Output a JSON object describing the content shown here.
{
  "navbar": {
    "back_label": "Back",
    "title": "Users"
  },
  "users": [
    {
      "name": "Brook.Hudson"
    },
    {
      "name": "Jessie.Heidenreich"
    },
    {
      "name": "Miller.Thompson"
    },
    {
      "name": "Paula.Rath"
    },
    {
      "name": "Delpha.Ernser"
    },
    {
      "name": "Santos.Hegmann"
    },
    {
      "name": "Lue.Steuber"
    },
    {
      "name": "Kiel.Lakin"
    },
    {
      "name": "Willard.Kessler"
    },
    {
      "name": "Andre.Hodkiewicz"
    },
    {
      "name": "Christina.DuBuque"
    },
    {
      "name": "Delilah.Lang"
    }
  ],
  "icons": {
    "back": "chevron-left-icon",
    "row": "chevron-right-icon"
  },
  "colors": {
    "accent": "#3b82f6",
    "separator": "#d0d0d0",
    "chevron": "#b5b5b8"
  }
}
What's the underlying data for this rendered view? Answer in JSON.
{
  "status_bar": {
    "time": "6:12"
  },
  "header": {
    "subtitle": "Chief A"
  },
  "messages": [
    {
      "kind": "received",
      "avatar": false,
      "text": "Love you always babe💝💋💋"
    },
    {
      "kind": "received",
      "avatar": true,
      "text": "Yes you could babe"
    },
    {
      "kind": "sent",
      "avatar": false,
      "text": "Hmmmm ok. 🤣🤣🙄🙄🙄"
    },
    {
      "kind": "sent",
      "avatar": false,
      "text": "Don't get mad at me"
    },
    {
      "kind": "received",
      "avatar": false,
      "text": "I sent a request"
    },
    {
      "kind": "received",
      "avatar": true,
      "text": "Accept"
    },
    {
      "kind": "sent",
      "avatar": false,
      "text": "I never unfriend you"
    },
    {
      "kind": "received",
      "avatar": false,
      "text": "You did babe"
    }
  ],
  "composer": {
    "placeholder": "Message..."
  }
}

WRITTEN TASK
Count the lines in the records above that contain the word "babe", and give only the number.

WRITTEN RESPONSE
3